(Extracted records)
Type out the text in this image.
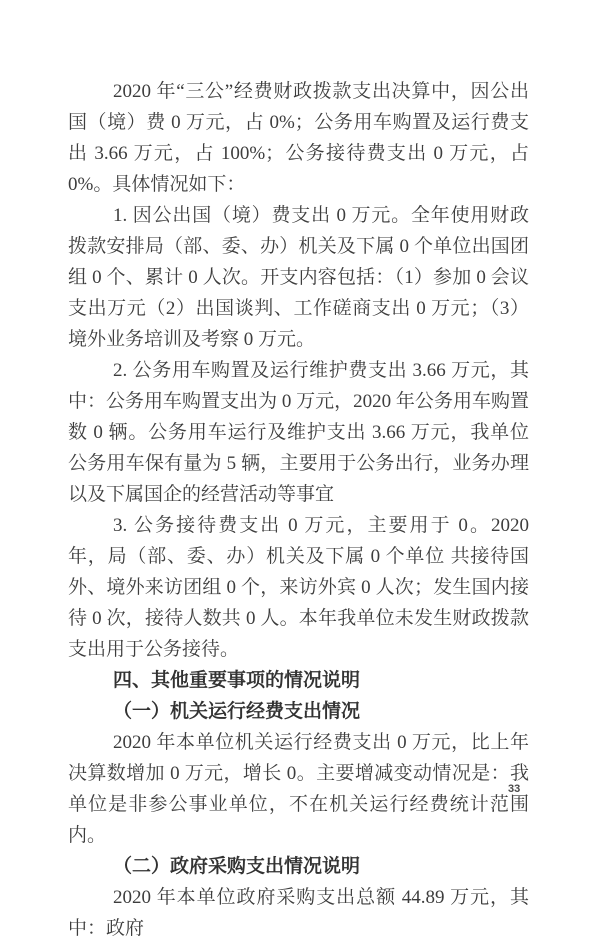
2020 年“三公”经费财政拨款支出决算中，因公出国（境）费 0 万元，占 0%；公务用车购置及运行费支出 3.66 万元，占 100%；公务接待费支出 0 万元，占 0%。具体情况如下：

1. 因公出国（境）费支出 0 万元。全年使用财政拨款安排局（部、委、办）机关及下属 0 个单位出国团组 0 个、累计 0 人次。开支内容包括：（1）参加 0 会议支出万元（2）出国谈判、工作磋商支出 0 万元；（3）境外业务培训及考察 0 万元。

2. 公务用车购置及运行维护费支出 3.66 万元，其中：公务用车购置支出为 0 万元，2020 年公务用车购置数 0 辆。公务用车运行及维护支出 3.66 万元，我单位 公务用车保有量为 5 辆，主要用于公务出行，业务办理以及下属国企的经营活动等事宜

3. 公务接待费支出 0 万元，主要用于 0。2020 年，局（部、委、办）机关及下属 0 个单位 共接待国外、境外来访团组 0 个，来访外宾 0 人次；发生国内接待 0 次，接待人数共 0 人。本年我单位未发生财政拨款支出用于公务接待。

四、其他重要事项的情况说明

（一）机关运行经费支出情况

2020 年本单位机关运行经费支出 0 万元，比上年决算数增加 0 万元，增长 0。主要增减变动情况是：我单位是非参公事业单位，不在机关运行经费统计范围内。

（二）政府采购支出情况说明

2020 年本单位政府采购支出总额 44.89 万元，其中：政府

33
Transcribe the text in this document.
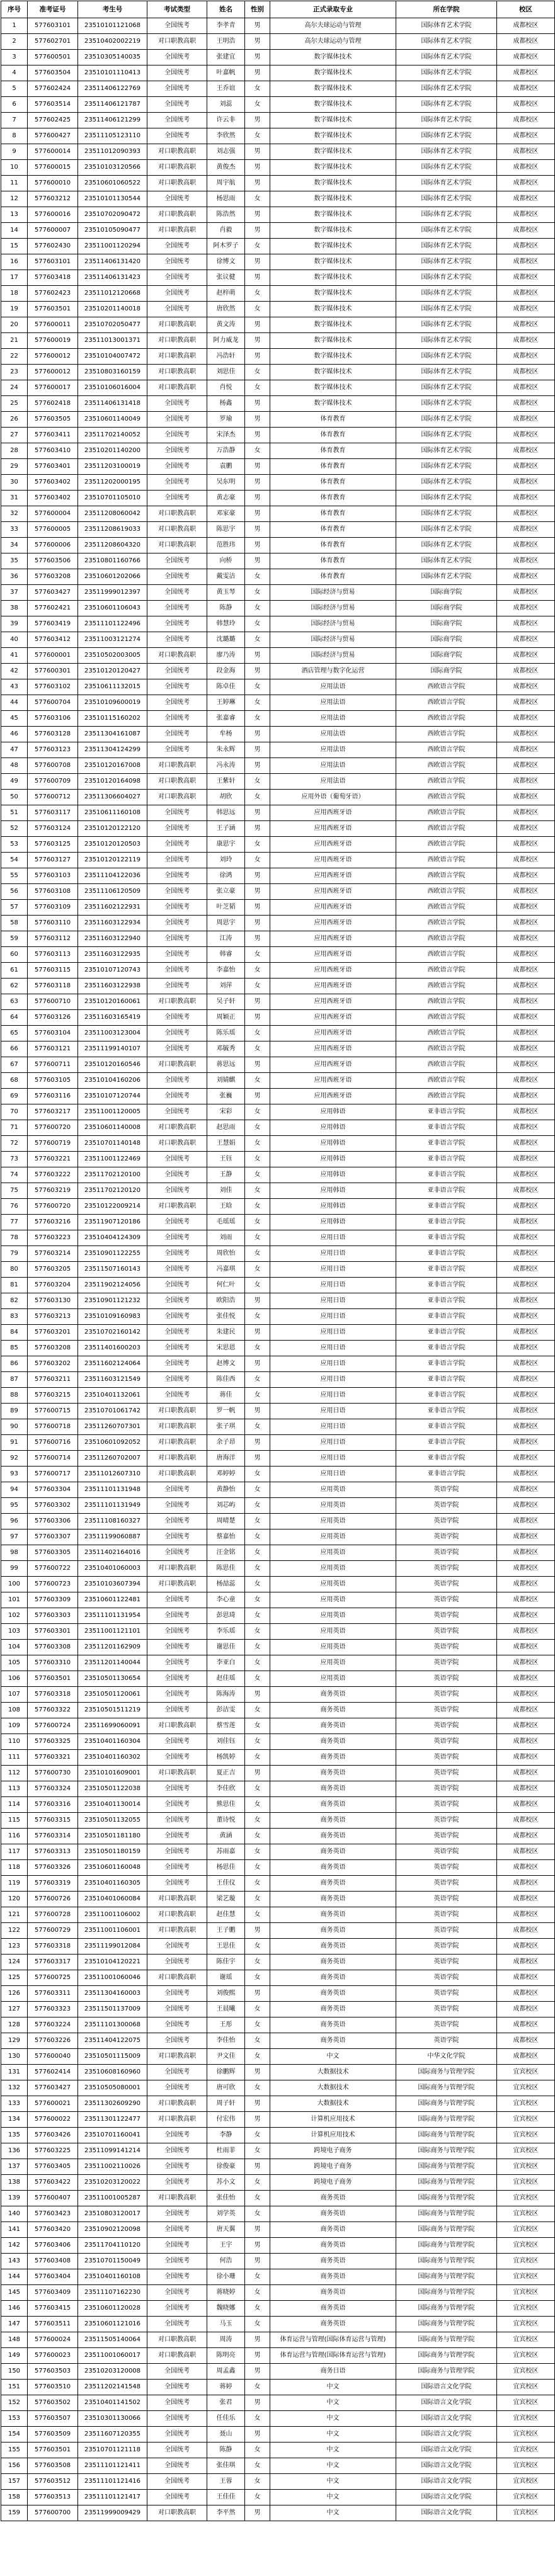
序号	准考证号	考生号	考试类型	姓名	性别	正式录取专业	所在学院	校区
1	577603101	23510101121068	全国统考	李孝青	男	高尔夫球运动与管理	国际体育艺术学院	成都校区
2	577602701	23510402002219	对口职教高职	王明浩	男	高尔夫球运动与管理	国际体育艺术学院	成都校区
3	577600501	23510305140035	全国统考	张建宜	男	数字媒体技术	国际体育艺术学院	成都校区
4	577603504	23510101110413	全国统考	叶嘉帆	男	数字媒体技术	国际体育艺术学院	成都校区
5	577602424	23511406122769	全国统考	王乔谊	女	数字媒体技术	国际体育艺术学院	成都校区
6	577603514	23511406121787	全国统考	刘蕊	女	数字媒体技术	国际体育艺术学院	成都校区
7	577602425	23511406121299	全国统考	许云非	男	数字媒体技术	国际体育艺术学院	成都校区
8	577600427	23511105123110	全国统考	李欣然	女	数字媒体技术	国际体育艺术学院	成都校区
9	577600014	23511012090393	对口职教高职	刘志强	男	数字媒体技术	国际体育艺术学院	成都校区
10	577600015	23510103120566	对口职教高职	黄俊杰	男	数字媒体技术	国际体育艺术学院	成都校区
11	577600010	23510601060522	对口职教高职	周宇航	男	数字媒体技术	国际体育艺术学院	成都校区
12	577603212	23510101130544	全国统考	杨思雨	女	数字媒体技术	国际体育艺术学院	成都校区
13	577600016	23510702090472	对口职教高职	陈浩然	男	数字媒体技术	国际体育艺术学院	成都校区
14	577600007	23510105090477	对口职教高职	肖毅	男	数字媒体技术	国际体育艺术学院	成都校区
15	577602430	23511001120294	全国统考	阿木罗子	女	数字媒体技术	国际体育艺术学院	成都校区
16	577603101	23511406131420	全国统考	徐博文	男	数字媒体技术	国际体育艺术学院	成都校区
17	577603418	23511406131423	全国统考	张议健	男	数字媒体技术	国际体育艺术学院	成都校区
18	577602423	23511012120668	全国统考	赵梓萌	女	数字媒体技术	国际体育艺术学院	成都校区
19	577603501	23510201140018	全国统考	唐欣然	女	数字媒体技术	国际体育艺术学院	成都校区
20	577600011	23510702050477	对口职教高职	黄文涛	男	数字媒体技术	国际体育艺术学院	成都校区
21	577600019	23511013001371	对口职教高职	阿力威龙	男	数字媒体技术	国际体育艺术学院	成都校区
22	577600012	23510104007472	对口职教高职	冯浩轩	男	数字媒体技术	国际体育艺术学院	成都校区
23	577600012	23510803160159	对口职教高职	刘思佳	女	数字媒体技术	国际体育艺术学院	成都校区
24	577600017	23510106016004	对口职教高职	肖悦	女	数字媒体技术	国际体育艺术学院	成都校区
25	577602418	23511406131418	全国统考	杨鑫	男	数字媒体技术	国际体育艺术学院	成都校区
26	577603505	23510601140049	全国统考	罗瑜	男	体育教育	国际体育艺术学院	成都校区
27	577603411	23511702140052	全国统考	宋泽杰	男	体育教育	国际体育艺术学院	成都校区
28	577603410	23510201140200	全国统考	万浩静	女	体育教育	国际体育艺术学院	成都校区
29	577603401	23511203100019	全国统考	袁鹏	男	体育教育	国际体育艺术学院	成都校区
30	577603402	23511202000195	全国统考	吴东明	男	体育教育	国际体育艺术学院	成都校区
31	577603402	23510701105010	全国统考	黄志豪	男	体育教育	国际体育艺术学院	成都校区
32	577600004	23511208060042	对口职教高职	邓家豪	男	体育教育	国际体育艺术学院	成都校区
33	577600005	23511208619033	对口职教高职	陈思宇	男	体育教育	国际体育艺术学院	成都校区
34	577600006	23511208604320	对口职教高职	范胜玮	男	体育教育	国际体育艺术学院	成都校区
35	577603506	23510801160766	全国统考	向桥	男	体育教育	国际体育艺术学院	成都校区
36	577603208	23510601202066	全国统考	戴雯洁	女	体育教育	国际体育艺术学院	成都校区
37	577603427	23511999012397	全国统考	黄玉琴	女	国际经济与贸易	国际商学院	成都校区
38	577602421	23510601106043	全国统考	陈静	女	国际经济与贸易	国际商学院	成都校区
39	577603419	23511101122496	全国统考	韩慧玲	女	国际经济与贸易	国际商学院	成都校区
40	577603412	23511003121274	全国统考	沈璐璐	女	国际经济与贸易	国际商学院	成都校区
41	577600001	23510502003005	对口职教高职	廖乃涛	男	国际经济与贸易	国际商学院	成都校区
42	577600301	23510120120427	全国统考	段金海	男	酒店管理与数字化运营	国际商学院	成都校区
43	577603102	23510611132015	全国统考	陈卓佳	女	应用法语	西欧语言学院	成都校区
44	577600704	23510109600019	全国统考	王婷琳	女	应用法语	西欧语言学院	成都校区
45	577603106	23510115160202	全国统考	张嘉睿	女	应用法语	西欧语言学院	成都校区
46	577603128	23511304161087	全国统考	牟杨	男	应用法语	西欧语言学院	成都校区
47	577603123	23511304124299	全国统考	朱永辉	男	应用法语	西欧语言学院	成都校区
48	577600708	23510120167008	对口职教高职	冯永涛	男	应用法语	西欧语言学院	成都校区
49	577600709	23510120164098	对口职教高职	王紫轩	女	应用法语	西欧语言学院	成都校区
50	577600712	23511306604027	对口职教高职	胡欣	女	应用外语（葡萄牙语）	西欧语言学院	成都校区
51	577603117	23510611160108	全国统考	韩思远	男	应用西班牙语	西欧语言学院	成都校区
52	577603124	23510120122120	全国统考	王子涵	男	应用西班牙语	西欧语言学院	成都校区
53	577603125	23510120120503	全国统考	康思宇	女	应用西班牙语	西欧语言学院	成都校区
54	577603127	23510120122119	全国统考	刘玲	女	应用西班牙语	西欧语言学院	成都校区
55	577603103	23511104122036	全国统考	徐鸿	男	应用西班牙语	西欧语言学院	成都校区
56	577603108	23511106120509	全国统考	张立豪	男	应用西班牙语	西欧语言学院	成都校区
57	577603109	23511602122931	全国统考	叶芝韬	男	应用西班牙语	西欧语言学院	成都校区
58	577603110	23511603122934	全国统考	周思宇	男	应用西班牙语	西欧语言学院	成都校区
59	577603112	23511603122940	全国统考	江涛	男	应用西班牙语	西欧语言学院	成都校区
60	577603113	23511603122935	全国统考	韩睿	女	应用西班牙语	西欧语言学院	成都校区
61	577603115	23510107120743	全国统考	李嘉怡	女	应用西班牙语	西欧语言学院	成都校区
62	577603118	23511603122938	全国统考	刘萍	女	应用西班牙语	西欧语言学院	成都校区
63	577600710	23510120160061	对口职教高职	吴子轩	男	应用西班牙语	西欧语言学院	成都校区
64	577603126	23511603165419	全国统考	周颖正	男	应用西班牙语	西欧语言学院	成都校区
65	577603104	23511003123004	全国统考	陈乐瑶	女	应用西班牙语	西欧语言学院	成都校区
66	577603121	23511199140107	全国统考	邓毓秀	女	应用西班牙语	西欧语言学院	成都校区
67	577600711	23510120160546	对口职教高职	蒋思远	男	应用西班牙语	西欧语言学院	成都校区
68	577603105	23510104160206	全国统考	刘婧麒	女	应用西班牙语	西欧语言学院	成都校区
69	577603116	23510107120744	全国统考	张巍	男	应用西班牙语	西欧语言学院	成都校区
70	577603217	23511001120005	全国统考	宋彩	女	应用韩语	亚非语言学院	成都校区
71	577600720	23510601140008	对口职教高职	赵思雨	女	应用韩语	亚非语言学院	成都校区
72	577600719	23510701140148	对口职教高职	王慧娟	女	应用韩语	亚非语言学院	成都校区
73	577603221	23511001122469	全国统考	王钰	女	应用韩语	亚非语言学院	成都校区
74	577603222	23511702120100	全国统考	王静	女	应用韩语	亚非语言学院	成都校区
75	577603219	23511702120120	全国统考	刘佳	女	应用韩语	亚非语言学院	成都校区
76	577600720	23510122009214	对口职教高职	王晗	女	应用韩语	亚非语言学院	成都校区
77	577603216	23511907120186	全国统考	毛瑶瑶	女	应用韩语	亚非语言学院	成都校区
78	577603223	23510404124309	全国统考	刘雨	女	应用日语	亚非语言学院	成都校区
79	577603214	23510901122255	全国统考	周欣怡	女	应用日语	亚非语言学院	成都校区
80	577603205	23511507160143	全国统考	冯嘉琪	女	应用日语	亚非语言学院	成都校区
81	577603204	23511902124056	全国统考	何仁叶	女	应用日语	亚非语言学院	成都校区
82	577603130	23510901121232	全国统考	欧阳浩	男	应用日语	亚非语言学院	成都校区
83	577603213	23510109160983	全国统考	张佳悦	女	应用日语	亚非语言学院	成都校区
84	577603201	23510702160142	全国统考	朱建民	男	应用日语	亚非语言学院	成都校区
85	577603208	23511401600203	全国统考	宋思恩	女	应用日语	亚非语言学院	成都校区
86	577603202	23511602124064	全国统考	赵博文	男	应用日语	亚非语言学院	成都校区
87	577603211	23511603121549	全国统考	陈佳西	女	应用日语	亚非语言学院	成都校区
88	577603215	23510401132061	全国统考	蒋佳	女	应用日语	亚非语言学院	成都校区
89	577600715	23510701061742	对口职教高职	罗一帆	男	应用日语	亚非语言学院	成都校区
90	577600718	23511260707301	对口职教高职	张子琪	女	应用日语	亚非语言学院	成都校区
91	577600716	23510601092052	对口职教高职	余子昂	男	应用日语	亚非语言学院	成都校区
92	577600714	23511260702007	对口职教高职	唐海洋	男	应用日语	亚非语言学院	成都校区
93	577600717	23511012607310	对口职教高职	邓婷婷	女	应用日语	亚非语言学院	成都校区
94	577603304	23511101131948	全国统考	黄静怡	女	应用英语	英语学院	成都校区
95	577603302	23511101131949	全国统考	刘芯屿	女	应用英语	英语学院	成都校区
96	577603306	23511108160327	全国统考	周晴楚	女	应用英语	英语学院	成都校区
97	577603307	23511199060887	全国统考	蔡嘉怡	女	应用英语	英语学院	成都校区
98	577603305	23511402164016	全国统考	汪金铭	女	应用英语	英语学院	成都校区
99	577600722	23510401060003	对口职教高职	陈思佳	女	应用英语	英语学院	成都校区
100	577600723	23510103607394	对口职教高职	杨喆蕊	女	应用英语	英语学院	成都校区
101	577603309	23510601122481	全国统考	李心童	女	应用英语	英语学院	成都校区
102	577603303	23511101131954	全国统考	彭思琦	女	应用英语	英语学院	成都校区
103	577603301	23511001121101	全国统考	李乐瑶	女	应用英语	英语学院	成都校区
104	577603308	23511201162909	全国统考	谢思佳	女	应用英语	英语学院	成都校区
105	577603310	23511201140044	全国统考	李亚白	女	应用英语	英语学院	成都校区
106	577603501	23510501130654	全国统考	赵佳瑶	女	应用英语	英语学院	成都校区
107	577603318	23510501120061	全国统考	陈海涛	男	商务英语	英语学院	成都校区
108	577603322	23510501511219	全国统考	彭洁雯	女	商务英语	英语学院	成都校区
109	577600724	23511699060091	对口职教高职	蔡雪莲	女	商务英语	英语学院	成都校区
110	577603325	23510401160304	全国统考	刘佳钰	女	商务英语	英语学院	成都校区
111	577603321	23510401160302	全国统考	杨凯婷	女	商务英语	英语学院	成都校区
112	577600730	23510101609001	对口职教高职	夏正吉	男	商务英语	英语学院	成都校区
113	577603324	23510501122038	全国统考	李佳欣	女	商务英语	英语学院	成都校区
114	577603316	23510401130014	全国统考	熊思佳	女	商务英语	英语学院	成都校区
115	577603315	23510501132055	全国统考	董诗悦	女	商务英语	英语学院	成都校区
116	577603314	23510501181180	全国统考	黄涵	女	商务英语	英语学院	成都校区
117	577603313	23510501180159	全国统考	苏雨嘉	女	商务英语	英语学院	成都校区
118	577603326	23510601160048	全国统考	杨思佳	女	商务英语	英语学院	成都校区
119	577603319	23510401160305	全国统考	王佳仪	女	商务英语	英语学院	成都校区
120	577600726	23510401060084	对口职教高职	梁艺璇	女	商务英语	英语学院	成都校区
121	577600728	23511001106002	对口职教高职	赵佳慧	女	商务英语	英语学院	成都校区
122	577600729	23511001106001	对口职教高职	王子鹏	男	商务英语	英语学院	成都校区
123	577603318	23511199012084	全国统考	王思佳	女	商务英语	英语学院	成都校区
124	577603317	23510104120221	全国统考	陈佳宇	女	商务英语	英语学院	成都校区
125	577600725	23511001060046	对口职教高职	谢瑶	女	商务英语	英语学院	成都校区
126	577603311	23511304160003	全国统考	刘俊熙	男	商务英语	英语学院	成都校区
127	577603323	23511501137009	全国统考	王晨曦	女	商务英语	英语学院	成都校区
128	577603224	23511101300068	全国统考	王彤	女	商务英语	英语学院	成都校区
129	577603226	23511404122075	全国统考	李佳怡	女	商务英语	英语学院	成都校区
130	577600040	23510501115009	对口职教高职	尹文佳	女	中文	中华文化学院	成都校区
131	577602414	23510608160960	全国统考	徐鹏辉	男	大数据技术	国际商务与管理学院	宜宾校区
132	577603427	23510505080001	全国统考	唐可欣	女	大数据技术	国际商务与管理学院	宜宾校区
133	577600021	23511302609290	对口职教高职	周子轩	男	大数据技术	国际商务与管理学院	宜宾校区
134	577600022	23511301122477	对口职教高职	付宏伟	男	计算机应用技术	国际商务与管理学院	宜宾校区
135	577603426	23510701160041	全国统考	李静	女	计算机应用技术	国际商务与管理学院	宜宾校区
136	577603225	23511099141214	全国统考	杜雨菲	女	跨境电子商务	国际商务与管理学院	宜宾校区
137	577603405	23511002110026	全国统考	徐俊豪	男	跨境电子商务	国际商务与管理学院	宜宾校区
138	577603422	23510203120022	全国统考	苏小文	女	跨境电子商务	国际商务与管理学院	宜宾校区
139	577600407	23511001005287	对口职教高职	张佳怡	女	商务英语	国际商务与管理学院	宜宾校区
140	577603423	23510803120017	全国统考	刘学英	女	商务英语	国际商务与管理学院	宜宾校区
141	577603420	23510902120098	全国统考	唐天翼	男	商务英语	国际商务与管理学院	宜宾校区
142	577603406	23511704110120	全国统考	王宇	男	商务英语	国际商务与管理学院	宜宾校区
143	577603408	23510701150049	全国统考	何浩	男	商务英语	国际商务与管理学院	宜宾校区
144	577603404	23510401160108	全国统考	徐小珊	女	商务英语	国际商务与管理学院	宜宾校区
145	577603409	23511107162230	全国统考	蒋晓婷	女	商务英语	国际商务与管理学院	宜宾校区
146	577603415	23510601120028	全国统考	魏晓娜	女	商务英语	国际商务与管理学院	宜宾校区
147	577603511	23510601121016	全国统考	马玉	女	商务英语	国际商务与管理学院	宜宾校区
148	577600024	23511505140064	对口职教高职	周涛	男	体育运营与管理(国际体育运营与管理)	国际商务与管理学院	宜宾校区
149	577600023	23511001060017	对口职教高职	陈明亮	男	体育运营与管理(国际体育运营与管理)	国际商务与管理学院	宜宾校区
150	577603503	23510203120008	全国统考	周孟鑫	男	商务日语	国际商务与管理学院	宜宾校区
151	577603510	23511202141548	全国统考	蒋婷	女	中文	国际语言文化学院	宜宾校区
152	577603502	23510401141502	全国统考	张君	男	中文	国际语言文化学院	宜宾校区
153	577603507	23510301130066	全国统考	任佳乐	女	中文	国际语言文化学院	宜宾校区
154	577603509	23511607120355	全国统考	聂山	男	中文	国际语言文化学院	宜宾校区
155	577603501	23510701121118	全国统考	陈静	女	中文	国际语言文化学院	宜宾校区
156	577603508	23511101121411	全国统考	张佳琪	女	中文	国际语言文化学院	宜宾校区
157	577603512	23511101121416	全国统考	王蓉	女	中文	国际语言文化学院	宜宾校区
158	577603513	23511101121417	全国统考	王佳佳	女	中文	国际语言文化学院	宜宾校区
159	577600700	23511999009429	对口职教高职	李平然	男	中文	国际语言文化学院	宜宾校区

- **REQUEST**:
Give a single number: the count of lines above that include the word "高尔夫球运动与管理".

- **RESPONSE TO THIS TASK**:
2